To do ▸
Could you put every line of the records below into a JSON list of strings, one string per line, skipping blank lines and leaving out the pictures?

Records provided ▸
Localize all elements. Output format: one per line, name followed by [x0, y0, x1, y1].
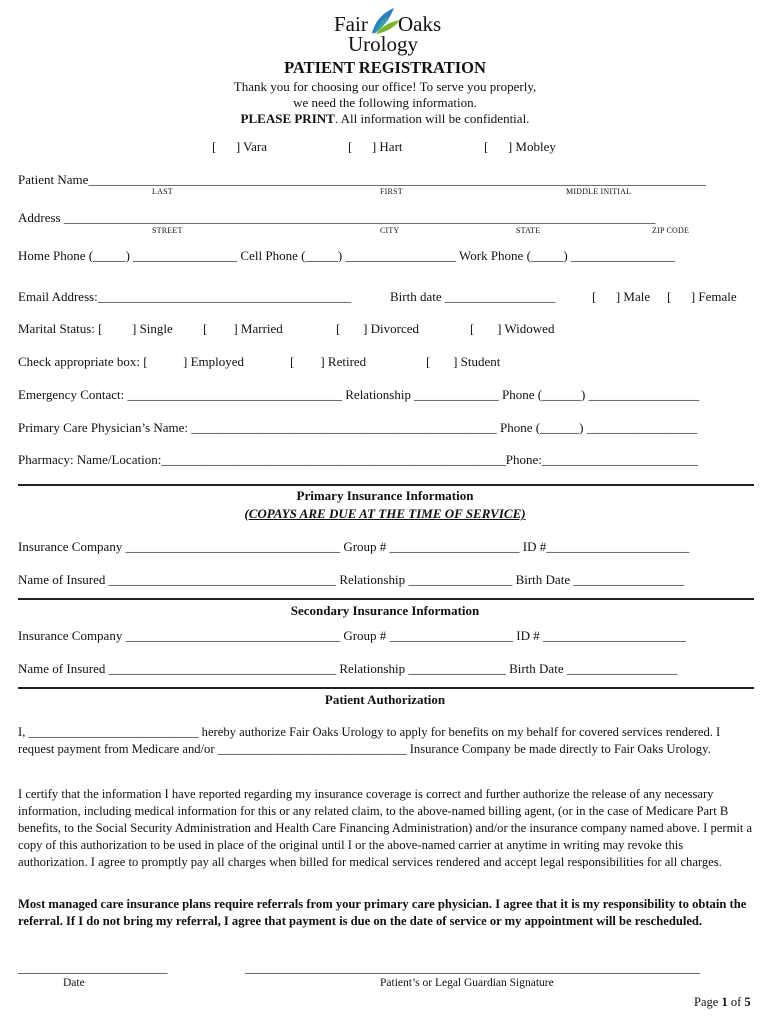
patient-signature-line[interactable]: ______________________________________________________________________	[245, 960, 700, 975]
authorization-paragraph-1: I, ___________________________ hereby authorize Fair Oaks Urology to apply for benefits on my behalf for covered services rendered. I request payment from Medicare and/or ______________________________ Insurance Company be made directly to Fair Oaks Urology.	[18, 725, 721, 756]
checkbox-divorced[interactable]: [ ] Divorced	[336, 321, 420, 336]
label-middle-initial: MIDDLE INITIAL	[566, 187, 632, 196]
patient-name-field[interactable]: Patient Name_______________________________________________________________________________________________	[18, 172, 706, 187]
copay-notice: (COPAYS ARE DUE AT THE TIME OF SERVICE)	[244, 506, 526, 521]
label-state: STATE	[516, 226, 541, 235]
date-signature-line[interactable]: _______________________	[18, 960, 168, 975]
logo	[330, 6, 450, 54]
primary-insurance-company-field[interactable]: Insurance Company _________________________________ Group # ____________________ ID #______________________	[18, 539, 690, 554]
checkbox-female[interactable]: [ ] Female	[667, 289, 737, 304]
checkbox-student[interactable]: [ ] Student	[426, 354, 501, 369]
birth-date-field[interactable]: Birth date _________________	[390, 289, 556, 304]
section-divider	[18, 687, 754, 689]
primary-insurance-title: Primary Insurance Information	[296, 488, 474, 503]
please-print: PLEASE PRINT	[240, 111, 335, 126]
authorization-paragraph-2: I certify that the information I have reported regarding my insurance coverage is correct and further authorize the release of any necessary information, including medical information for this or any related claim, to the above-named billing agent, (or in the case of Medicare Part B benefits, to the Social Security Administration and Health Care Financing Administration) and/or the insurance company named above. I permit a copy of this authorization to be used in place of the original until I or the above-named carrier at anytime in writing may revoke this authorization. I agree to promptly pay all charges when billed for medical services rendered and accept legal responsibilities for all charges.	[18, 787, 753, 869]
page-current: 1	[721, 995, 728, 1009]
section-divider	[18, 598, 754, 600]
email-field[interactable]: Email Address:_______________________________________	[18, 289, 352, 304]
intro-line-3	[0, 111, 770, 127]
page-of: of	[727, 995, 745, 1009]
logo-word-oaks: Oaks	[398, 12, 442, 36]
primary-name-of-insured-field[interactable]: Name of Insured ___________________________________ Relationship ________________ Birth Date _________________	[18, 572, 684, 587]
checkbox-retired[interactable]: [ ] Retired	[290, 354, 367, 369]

Answer in full ▸
[
  "Localize all elements. Output format: one per line, name followed by [x0, y0, x1, y1].",
  "patient-signature-line[interactable]: ______________________________________________________________________\t[245, 960, 700, 975]",
  "authorization-paragraph-1: I, ___________________________ hereby authorize Fair Oaks Urology to apply for benefits on my behalf for covered services rendered. I request payment from Medicare and/or ______________________________ Insurance Company be made directly to Fair Oaks Urology.\t[18, 725, 721, 756]",
  "checkbox-divorced[interactable]: [ ] Divorced\t[336, 321, 420, 336]",
  "label-middle-initial: MIDDLE INITIAL\t[566, 187, 632, 196]",
  "patient-name-field[interactable]: Patient Name_______________________________________________________________________________________________\t[18, 172, 706, 187]",
  "copay-notice: (COPAYS ARE DUE AT THE TIME OF SERVICE)\t[244, 506, 526, 521]",
  "label-state: STATE\t[516, 226, 541, 235]",
  "date-signature-line[interactable]: _______________________\t[18, 960, 168, 975]",
  "logo\t[330, 6, 450, 54]",
  "primary-insurance-company-field[interactable]: Insurance Company _________________________________ Group # ____________________ ID #______________________\t[18, 539, 690, 554]",
  "checkbox-female[interactable]: [ ] Female\t[667, 289, 737, 304]",
  "checkbox-student[interactable]: [ ] Student\t[426, 354, 501, 369]",
  "birth-date-field[interactable]: Birth date _________________\t[390, 289, 556, 304]",
  "section-divider\t[18, 687, 754, 689]",
  "primary-insurance-title: Primary Insurance Information\t[296, 488, 474, 503]",
  "please-print: PLEASE PRINT\t[240, 111, 335, 126]",
  "authorization-paragraph-2: I certify that the information I have reported regarding my insurance coverage is correct and further authorize the release of any necessary information, including medical information for this or any related claim, to the above-named billing agent, (or in the case of Medicare Part B benefits, to the Social Security Administration and Health Care Financing Administration) and/or the insurance company named above. I permit a copy of this authorization to be used in place of the original until I or the above-named carrier at anytime in writing may revoke this authorization. I agree to promptly pay all charges when billed for medical services rendered and accept legal responsibilities for all charges.\t[18, 787, 753, 869]",
  "page-current: 1\t[721, 995, 728, 1009]",
  "section-divider\t[18, 598, 754, 600]",
  "email-field[interactable]: Email Address:_______________________________________\t[18, 289, 352, 304]",
  "intro-line-3\t[0, 111, 770, 127]",
  "page-of: of\t[727, 995, 745, 1009]",
  "logo-word-oaks: Oaks\t[398, 12, 442, 36]",
  "primary-name-of-insured-field[interactable]: Name of Insured ___________________________________ Relationship ________________ Birth Date _________________\t[18, 572, 684, 587]",
  "checkbox-retired[interactable]: [ ] Retired\t[290, 354, 367, 369]"
]